So why should we care about a mass measurement (no matter how tiny) of a neutrino? Well, it may provide vital clues to the fabled ‘theory of everything’ – a deeper, more fundamental theory of physics of which the Standard Model is believed to be but an approximation.

The Standard Model of elementary particles
The elementary particles, which together make up the Standard Model of particle physics

Hunting the elusive ghost particle

The latest neutrino measurement was made in Karlsruhe, Germany, where physicists exploited the ‘beta decay’ of tritium. Tritium is a heavy type – or ‘isotope’ – of hydrogen. In beta decay, the unstable core – the ‘nucleus’ – of an atom sheds surplus energy by spitting out an electron and an antineutrino (the neutrino and its ‘antimatter’ twin have the same mass).

Neutrinos are fantastically antisocial, interacting so rarely with normal matter that they could pass unhindered through several light-years of lead. Consequently, the physicists at the Karlsruhe Tritium Experiment, or KATRIN, must infer the neutrino mass from measurements made on their electrons.

Looking inside the large electrostatic spectrometer, the heart of the Karlsruhe Tritium Neutrino Experiment, KATRIN © Michael Zacher
Looking inside the large electrostatic spectrometer, the heart of the Karlsruhe Tritium Neutrino Experiment, KATRIN © Michael Zacher

They can do this because the amount of energy emitted by the tritium nuclei is always the same. The energy is divided between the electron and the neutrino – if an electron has lots of energy, then it must mean that its associated neutrino only has a little bit. So if the physicists only allow the most energetic electrons to reach their detector, it ensures that their associated neutrinos will have very little energy – this allows them to make a more accurate reading of the neutrinos’ mass.

Read more about the Standard Model:

KATRIN is an extraordinary piece of engineering. After 18 years of planning and building, it weighs 200 tonnes and cost about €50m (£42m). It is operated by a team of 150 people from six international institutions, and yielded its first result after only one month of operation after observing two million electrons.

The experiment found that the neutrino cannot weigh more than 1.1eV (because Einstein showed that mass is a form of energy, physicists measure the masses of subatomic particles in energy terms – an eV is an electron volt).

The main spectrometer at the KATRIN experiment. KATRIN aims to measure the mass of the neutrino, vital for understanding the Universe © KATRIN Collaboration
The main spectrometer at the KATRIN experiment. KATRIN aims to measure the mass of the neutrino, vital for understanding the Universe © KATRIN Collaboration

By comparison, an electron has a mass of 500,000eV. “The result is an incredible achievement,” says Dr Melissa Uchida, a neutrino physicist at the University of Cambridge. “The uncertainty in the mass limit is 100 times better than the previous best estimate.”

=-=-=-=-=

Jobs:
a) Transcribe the part of the neutrino article from "KATRIN is an" to "an electron volt).".
b) Turn the paragraph of the neutrino article that begins "KATRIN is an extraordinary piece of engineering" into a short bulleted list that keeps its main facts.
c) Answer these questions from the neutrino article:
(i) The Karlsruhe physicists used the beta decay of which substance?
(ii) What upper limit did the experiment set on the neutrino's mass?
(iii) What mass does the article give for an electron?

Information provided:
=-=-=-=-=

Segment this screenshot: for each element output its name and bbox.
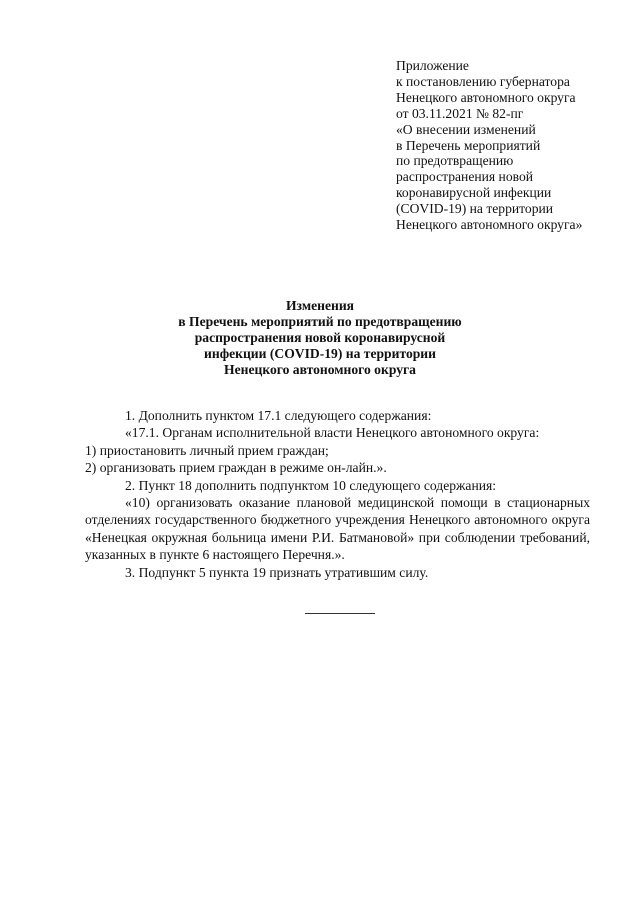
document-body: [85, 407, 590, 581]
appendix-line: по предотвращению: [396, 153, 514, 169]
body-paragraph: «10) организовать оказание плановой медицинской помощи в стационарных отделениях государственного бюджетного учреждения Ненецкого автономного округа «Ненецкая окружная больница имени Р.И. Батмановой» при соблюдении требований, указанных в пункте 6 настоящего Перечня.».: [85, 495, 590, 563]
body-paragraph: 3. Подпункт 5 пункта 19 признать утратившим силу.: [125, 564, 429, 580]
appendix-line: от 03.11.2021 № 82-пг: [396, 105, 524, 121]
appendix-line: распространения новой: [396, 169, 534, 185]
appendix-line: (COVID-19) на территории: [396, 201, 554, 217]
appendix-line: Ненецкого автономного округа»: [396, 217, 583, 233]
title-line: Ненецкого автономного округа: [224, 361, 416, 377]
title-line: Изменения: [285, 298, 355, 313]
body-paragraph: 1) приостановить личный прием граждан;: [85, 442, 329, 458]
body-paragraph: 2. Пункт 18 дополнить подпунктом 10 следующего содержания:: [125, 477, 497, 493]
appendix-line: к постановлению губернатора: [396, 73, 570, 89]
title-line: в Перечень мероприятий по предотвращению: [178, 313, 462, 329]
appendix-line: коронавирусной инфекции: [396, 185, 552, 201]
appendix-line: Приложение: [396, 58, 469, 73]
appendix-line: Ненецкого автономного округа: [396, 89, 576, 105]
title-line: инфекции (COVID-19) на территории: [204, 345, 436, 361]
closing-separator-line: [305, 613, 375, 614]
appendix-line: «О внесении изменений: [396, 121, 536, 137]
body-paragraph: 2) организовать прием граждан в режиме он-лайн.».: [85, 460, 387, 476]
title-line: распространения новой коронавирусной: [194, 329, 446, 345]
body-paragraph: 1. Дополнить пунктом 17.1 следующего содержания:: [125, 408, 432, 423]
body-paragraph: «17.1. Органам исполнительной власти Ненецкого автономного округа:: [125, 425, 540, 441]
document-title: [110, 298, 530, 378]
appendix-header: [396, 58, 626, 233]
appendix-line: в Перечень мероприятий: [396, 137, 541, 153]
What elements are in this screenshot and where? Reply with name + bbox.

=-=-=-=-=

Responses to the tasks:
a)
KATRIN is an extraordinary piece of engineering. After 18 years of planning and building, it weighs 200 tonnes and cost about €50m (£42m). It is operated by a team of 150 people from six international institutions, and yielded its first result after only one month of operation after observing two million electrons.

The experiment found that the neutrino cannot weigh more than 1.1eV (because Einstein showed that mass is a form of energy, physicists measure the masses of subatomic particles in energy terms – an eV is an electron volt).

b)
- Took 18 years to plan and build
- Weighs 200 tonnes
- Cost about €50m (£42m)
- Operated by a team of 150 people from six international institutions
- Produced its first result after one month of operation, after observing two million electrons

c)
(i) Tritium, a heavy isotope of hydrogen
(ii) 1.1eV
(iii) 500,000eV